#### Provided entries ####

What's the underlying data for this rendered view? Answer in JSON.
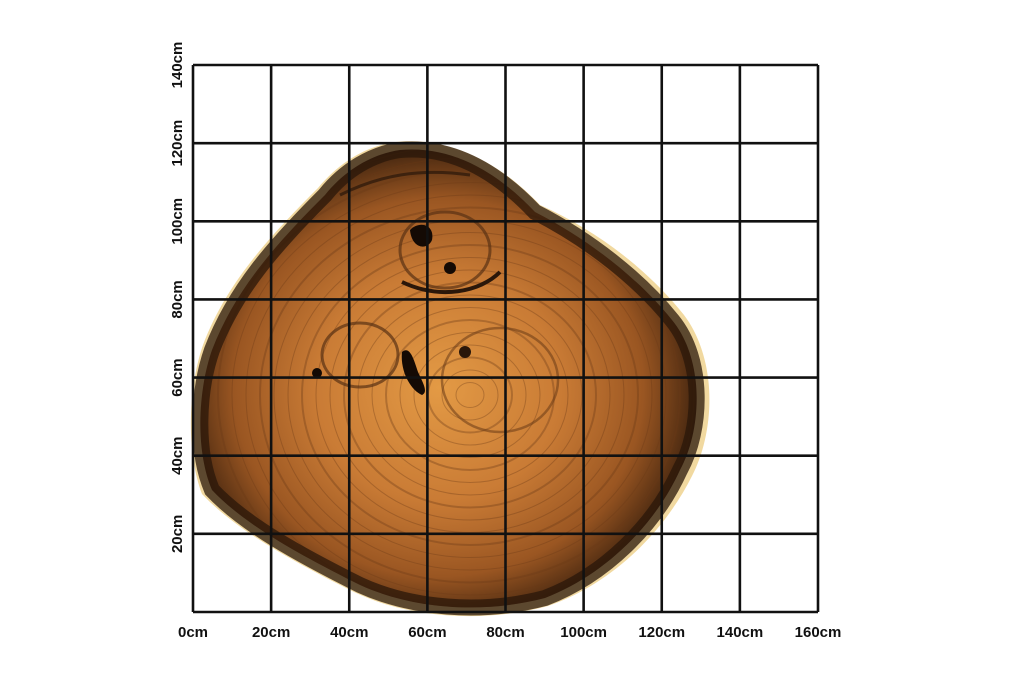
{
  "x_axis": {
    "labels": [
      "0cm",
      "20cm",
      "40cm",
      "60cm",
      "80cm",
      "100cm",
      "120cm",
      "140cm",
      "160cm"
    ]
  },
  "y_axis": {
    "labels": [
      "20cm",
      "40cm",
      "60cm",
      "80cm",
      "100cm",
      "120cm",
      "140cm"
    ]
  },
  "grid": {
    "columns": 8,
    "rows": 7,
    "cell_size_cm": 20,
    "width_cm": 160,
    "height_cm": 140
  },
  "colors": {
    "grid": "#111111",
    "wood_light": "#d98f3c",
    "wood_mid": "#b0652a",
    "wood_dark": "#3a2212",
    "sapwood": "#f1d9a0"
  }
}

####
#### Provided entries ####

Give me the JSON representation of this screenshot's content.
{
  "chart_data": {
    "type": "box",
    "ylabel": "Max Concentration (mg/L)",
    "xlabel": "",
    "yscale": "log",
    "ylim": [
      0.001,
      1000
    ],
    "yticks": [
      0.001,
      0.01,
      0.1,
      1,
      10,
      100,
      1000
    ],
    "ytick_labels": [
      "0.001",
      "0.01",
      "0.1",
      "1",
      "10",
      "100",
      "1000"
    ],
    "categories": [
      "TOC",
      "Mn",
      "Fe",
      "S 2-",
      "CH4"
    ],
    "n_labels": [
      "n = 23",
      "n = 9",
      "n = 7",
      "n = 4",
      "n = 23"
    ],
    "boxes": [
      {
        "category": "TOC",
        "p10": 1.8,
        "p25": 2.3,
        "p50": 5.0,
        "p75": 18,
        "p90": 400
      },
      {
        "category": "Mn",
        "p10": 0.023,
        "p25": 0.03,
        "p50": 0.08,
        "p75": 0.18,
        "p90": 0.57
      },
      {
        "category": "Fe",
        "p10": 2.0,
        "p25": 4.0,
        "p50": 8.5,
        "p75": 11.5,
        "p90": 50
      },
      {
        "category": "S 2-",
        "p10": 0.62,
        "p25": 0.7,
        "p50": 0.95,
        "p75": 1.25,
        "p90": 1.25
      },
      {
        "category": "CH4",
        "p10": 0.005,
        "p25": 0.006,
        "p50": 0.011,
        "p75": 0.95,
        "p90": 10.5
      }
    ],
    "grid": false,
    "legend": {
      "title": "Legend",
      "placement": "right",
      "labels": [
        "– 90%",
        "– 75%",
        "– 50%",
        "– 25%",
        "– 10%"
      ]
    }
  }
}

####

Task details
Above are some records. Report the number of their lines that include "this", and add nothing else.

Task solution
2